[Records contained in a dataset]
+--
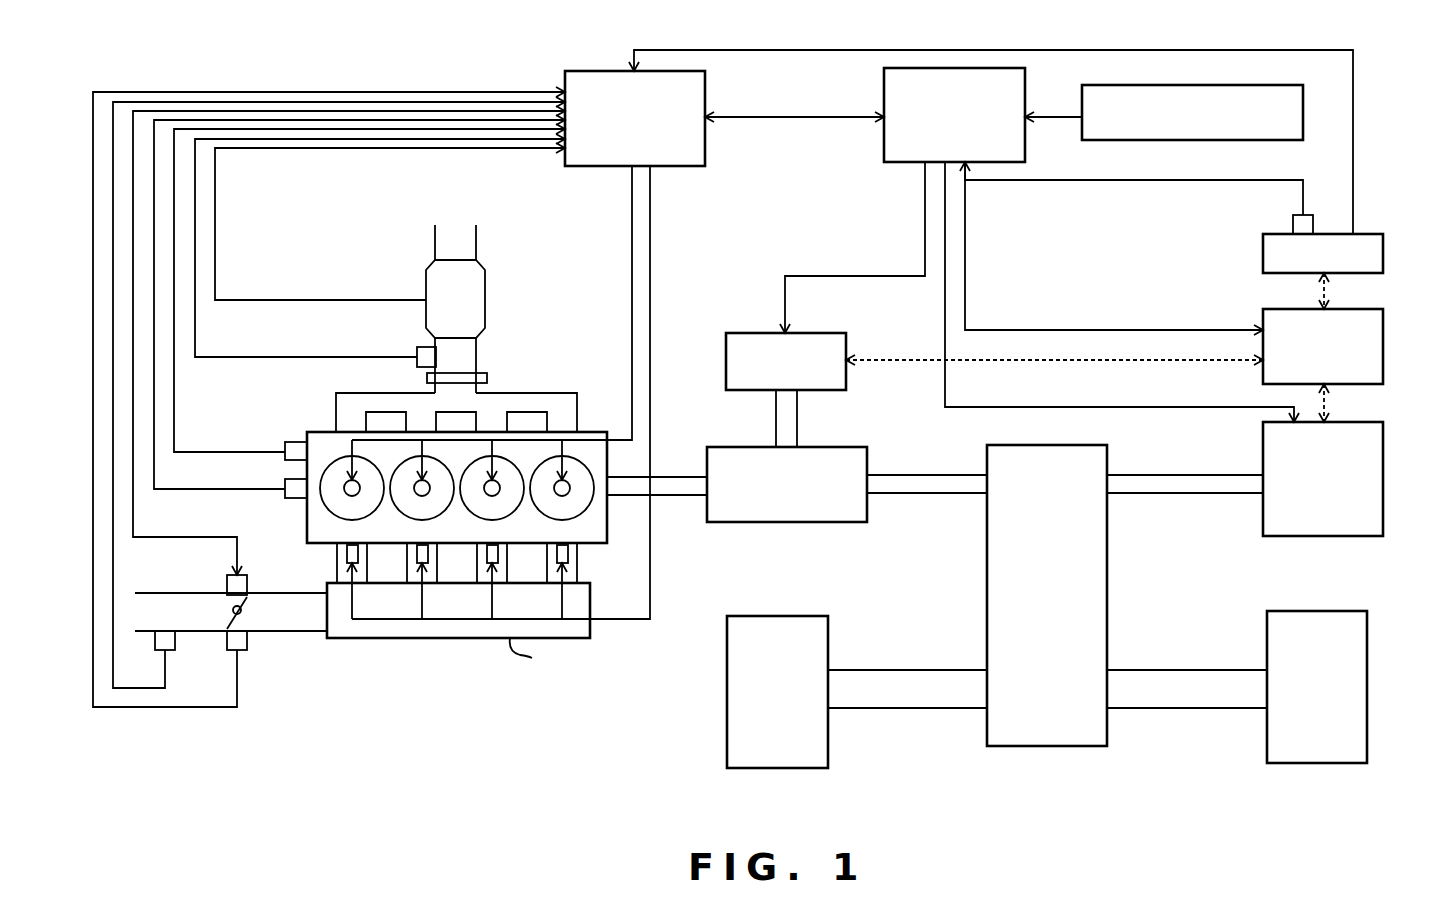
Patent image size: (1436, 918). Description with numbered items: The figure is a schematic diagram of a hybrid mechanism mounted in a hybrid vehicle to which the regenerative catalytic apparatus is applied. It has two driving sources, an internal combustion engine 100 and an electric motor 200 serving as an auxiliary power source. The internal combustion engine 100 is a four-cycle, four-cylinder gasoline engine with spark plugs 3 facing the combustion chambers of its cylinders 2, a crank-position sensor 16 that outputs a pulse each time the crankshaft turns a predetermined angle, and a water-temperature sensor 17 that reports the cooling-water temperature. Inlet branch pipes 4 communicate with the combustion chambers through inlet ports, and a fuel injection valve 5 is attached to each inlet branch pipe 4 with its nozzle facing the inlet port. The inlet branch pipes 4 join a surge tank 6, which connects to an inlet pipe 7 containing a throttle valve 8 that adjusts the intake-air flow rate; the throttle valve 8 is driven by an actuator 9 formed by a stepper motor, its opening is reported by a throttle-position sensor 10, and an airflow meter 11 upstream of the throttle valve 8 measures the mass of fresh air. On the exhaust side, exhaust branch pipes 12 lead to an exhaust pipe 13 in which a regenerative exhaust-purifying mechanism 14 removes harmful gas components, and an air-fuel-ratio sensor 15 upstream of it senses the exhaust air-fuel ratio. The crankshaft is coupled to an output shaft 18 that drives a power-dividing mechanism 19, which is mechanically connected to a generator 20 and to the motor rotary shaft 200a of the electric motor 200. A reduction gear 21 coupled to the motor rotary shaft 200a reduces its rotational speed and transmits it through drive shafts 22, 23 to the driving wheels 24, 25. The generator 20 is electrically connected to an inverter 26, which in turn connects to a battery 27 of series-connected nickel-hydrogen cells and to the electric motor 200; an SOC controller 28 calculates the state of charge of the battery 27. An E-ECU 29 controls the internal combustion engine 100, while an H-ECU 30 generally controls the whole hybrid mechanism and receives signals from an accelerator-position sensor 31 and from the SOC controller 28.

The cylinder 2 is at (544, 506).
The spark plug 3 is at (412, 503).
The inlet branch pipe 4 is at (578, 563).
The fuel injection valve 5 is at (347, 553).
The surge tank 6 is at (528, 653).
The inlet pipe 7 is at (165, 592).
The throttle valve 8 is at (233, 608).
The actuator 9 is at (247, 578).
The throttle-position sensor 10 is at (247, 640).
The airflow meter 11 is at (175, 640).
The exhaust branch pipe 12 is at (530, 400).
The exhaust pipe 13 is at (476, 240).
The regenerative exhaust-purifying mechanism 14 is at (485, 300).
The air-fuel-ratio sensor 15 is at (420, 348).
The crank-position sensor 16 is at (293, 496).
The water-temperature sensor 17 is at (292, 444).
The output shaft 18 is at (677, 477).
The power-dividing mechanism 19 is at (760, 522).
The generator 20 is at (748, 333).
The reduction gear 21 is at (1107, 582).
The drive shaft 22 is at (921, 708).
The drive shaft 23 is at (1178, 708).
The wheel 24 is at (800, 768).
The wheel 25 is at (1320, 763).
The inverter 26 is at (1383, 345).
The battery 27 is at (1383, 250).
The SOC controller 28 is at (1296, 223).
The electronic control unit (E-ECU) 29 is at (705, 85).
The electronic control unit (H-ECU) 30 is at (1025, 88).
The accelerator-position sensor 31 is at (1275, 85).
The internal combustion engine 100 is at (442, 465).
The electric motor 200 is at (1323, 536).
The motor rotary shaft 200a is at (905, 475).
+--
# What you have to do:
Leave the images out and give the rest of the data again exactly.

# Answer below:
Patent image size: (1436, 918). Description with numbered items: The figure is a schematic diagram of a hybrid mechanism mounted in a hybrid vehicle to which the regenerative catalytic apparatus is applied. It has two driving sources, an internal combustion engine 100 and an electric motor 200 serving as an auxiliary power source. The internal combustion engine 100 is a four-cycle, four-cylinder gasoline engine with spark plugs 3 facing the combustion chambers of its cylinders 2, a crank-position sensor 16 that outputs a pulse each time the crankshaft turns a predetermined angle, and a water-temperature sensor 17 that reports the cooling-water temperature. Inlet branch pipes 4 communicate with the combustion chambers through inlet ports, and a fuel injection valve 5 is attached to each inlet branch pipe 4 with its nozzle facing the inlet port. The inlet branch pipes 4 join a surge tank 6, which connects to an inlet pipe 7 containing a throttle valve 8 that adjusts the intake-air flow rate; the throttle valve 8 is driven by an actuator 9 formed by a stepper motor, its opening is reported by a throttle-position sensor 10, and an airflow meter 11 upstream of the throttle valve 8 measures the mass of fresh air. On the exhaust side, exhaust branch pipes 12 lead to an exhaust pipe 13 in which a regenerative exhaust-purifying mechanism 14 removes harmful gas components, and an air-fuel-ratio sensor 15 upstream of it senses the exhaust air-fuel ratio. The crankshaft is coupled to an output shaft 18 that drives a power-dividing mechanism 19, which is mechanically connected to a generator 20 and to the motor rotary shaft 200a of the electric motor 200. A reduction gear 21 coupled to the motor rotary shaft 200a reduces its rotational speed and transmits it through drive shafts 22, 23 to the driving wheels 24, 25. The generator 20 is electrically connected to an inverter 26, which in turn connects to a battery 27 of series-connected nickel-hydrogen cells and to the electric motor 200; an SOC controller 28 calculates the state of charge of the battery 27. An E-ECU 29 controls the internal combustion engine 100, while an H-ECU 30 generally controls the whole hybrid mechanism and receives signals from an accelerator-position sensor 31 and from the SOC controller 28.

The cylinder 2 is at (544, 506).
The spark plug 3 is at (412, 503).
The inlet branch pipe 4 is at (578, 563).
The fuel injection valve 5 is at (347, 553).
The surge tank 6 is at (528, 653).
The inlet pipe 7 is at (165, 592).
The throttle valve 8 is at (233, 608).
The actuator 9 is at (247, 578).
The throttle-position sensor 10 is at (247, 640).
The airflow meter 11 is at (175, 640).
The exhaust branch pipe 12 is at (530, 400).
The exhaust pipe 13 is at (476, 240).
The regenerative exhaust-purifying mechanism 14 is at (485, 300).
The air-fuel-ratio sensor 15 is at (420, 348).
The crank-position sensor 16 is at (293, 496).
The water-temperature sensor 17 is at (292, 444).
The output shaft 18 is at (677, 477).
The power-dividing mechanism 19 is at (760, 522).
The generator 20 is at (748, 333).
The reduction gear 21 is at (1107, 582).
The drive shaft 22 is at (921, 708).
The drive shaft 23 is at (1178, 708).
The wheel 24 is at (800, 768).
The wheel 25 is at (1320, 763).
The inverter 26 is at (1383, 345).
The battery 27 is at (1383, 250).
The SOC controller 28 is at (1296, 223).
The electronic control unit (E-ECU) 29 is at (705, 85).
The electronic control unit (H-ECU) 30 is at (1025, 88).
The accelerator-position sensor 31 is at (1275, 85).
The internal combustion engine 100 is at (442, 465).
The electric motor 200 is at (1323, 536).
The motor rotary shaft 200a is at (905, 475).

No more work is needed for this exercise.